Filter this data down to the lines that hold "majatyborowicz", and copy them.

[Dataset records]
····················
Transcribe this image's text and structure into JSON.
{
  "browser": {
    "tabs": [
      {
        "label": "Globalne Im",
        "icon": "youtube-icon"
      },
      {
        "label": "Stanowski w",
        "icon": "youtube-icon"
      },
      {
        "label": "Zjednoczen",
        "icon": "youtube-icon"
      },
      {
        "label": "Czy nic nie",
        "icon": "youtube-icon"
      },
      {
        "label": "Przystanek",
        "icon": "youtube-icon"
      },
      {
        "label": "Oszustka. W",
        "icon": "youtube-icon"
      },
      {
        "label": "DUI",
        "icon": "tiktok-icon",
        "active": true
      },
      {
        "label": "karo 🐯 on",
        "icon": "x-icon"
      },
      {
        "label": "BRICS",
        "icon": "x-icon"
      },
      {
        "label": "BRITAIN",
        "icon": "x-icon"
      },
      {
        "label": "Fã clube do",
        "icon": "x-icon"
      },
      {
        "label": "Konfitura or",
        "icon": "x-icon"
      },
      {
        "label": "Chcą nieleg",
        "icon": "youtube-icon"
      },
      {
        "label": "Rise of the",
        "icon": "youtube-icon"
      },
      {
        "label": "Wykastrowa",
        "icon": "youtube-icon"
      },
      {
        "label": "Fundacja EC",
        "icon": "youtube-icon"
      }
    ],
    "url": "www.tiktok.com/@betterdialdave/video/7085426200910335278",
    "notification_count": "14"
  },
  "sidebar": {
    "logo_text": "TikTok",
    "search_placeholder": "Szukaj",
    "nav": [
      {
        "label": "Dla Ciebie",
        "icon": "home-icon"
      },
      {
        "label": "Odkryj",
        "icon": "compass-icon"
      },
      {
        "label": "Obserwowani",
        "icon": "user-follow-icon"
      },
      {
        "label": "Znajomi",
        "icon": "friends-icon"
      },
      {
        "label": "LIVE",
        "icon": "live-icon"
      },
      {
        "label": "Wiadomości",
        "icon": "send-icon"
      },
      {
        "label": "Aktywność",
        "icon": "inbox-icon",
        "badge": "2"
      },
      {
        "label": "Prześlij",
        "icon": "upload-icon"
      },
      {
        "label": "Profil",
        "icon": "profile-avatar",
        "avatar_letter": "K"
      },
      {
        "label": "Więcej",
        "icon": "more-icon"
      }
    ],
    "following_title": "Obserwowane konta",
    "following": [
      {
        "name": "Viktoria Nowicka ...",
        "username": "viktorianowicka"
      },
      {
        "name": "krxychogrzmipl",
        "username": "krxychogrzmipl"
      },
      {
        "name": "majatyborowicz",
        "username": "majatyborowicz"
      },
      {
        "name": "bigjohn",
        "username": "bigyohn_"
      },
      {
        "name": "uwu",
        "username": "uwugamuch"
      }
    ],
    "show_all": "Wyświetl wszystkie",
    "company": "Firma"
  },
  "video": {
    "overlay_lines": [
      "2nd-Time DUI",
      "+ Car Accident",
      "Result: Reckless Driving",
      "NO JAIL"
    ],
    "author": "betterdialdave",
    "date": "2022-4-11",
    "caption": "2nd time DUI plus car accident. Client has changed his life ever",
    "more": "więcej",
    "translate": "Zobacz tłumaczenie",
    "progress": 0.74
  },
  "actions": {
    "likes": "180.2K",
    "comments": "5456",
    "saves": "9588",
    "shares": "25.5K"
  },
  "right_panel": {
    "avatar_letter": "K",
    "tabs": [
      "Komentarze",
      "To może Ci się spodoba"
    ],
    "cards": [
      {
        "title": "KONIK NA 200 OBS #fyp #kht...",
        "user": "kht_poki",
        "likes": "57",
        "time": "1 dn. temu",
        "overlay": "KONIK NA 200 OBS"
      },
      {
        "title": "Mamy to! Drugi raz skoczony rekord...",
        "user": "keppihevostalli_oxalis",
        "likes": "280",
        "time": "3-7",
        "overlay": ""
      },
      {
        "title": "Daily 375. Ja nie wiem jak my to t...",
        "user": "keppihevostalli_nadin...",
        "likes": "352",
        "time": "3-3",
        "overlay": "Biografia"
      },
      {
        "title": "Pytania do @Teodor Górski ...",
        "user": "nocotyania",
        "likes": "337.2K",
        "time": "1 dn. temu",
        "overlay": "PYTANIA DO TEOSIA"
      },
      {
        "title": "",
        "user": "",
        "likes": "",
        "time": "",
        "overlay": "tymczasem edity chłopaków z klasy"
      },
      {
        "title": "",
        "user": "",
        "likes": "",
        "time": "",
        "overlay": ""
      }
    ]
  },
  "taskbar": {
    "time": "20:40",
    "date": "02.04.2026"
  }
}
····················
ANSWER TO THIS PROBLEM:
        "name": "majatyborowicz",
        "username": "majatyborowicz"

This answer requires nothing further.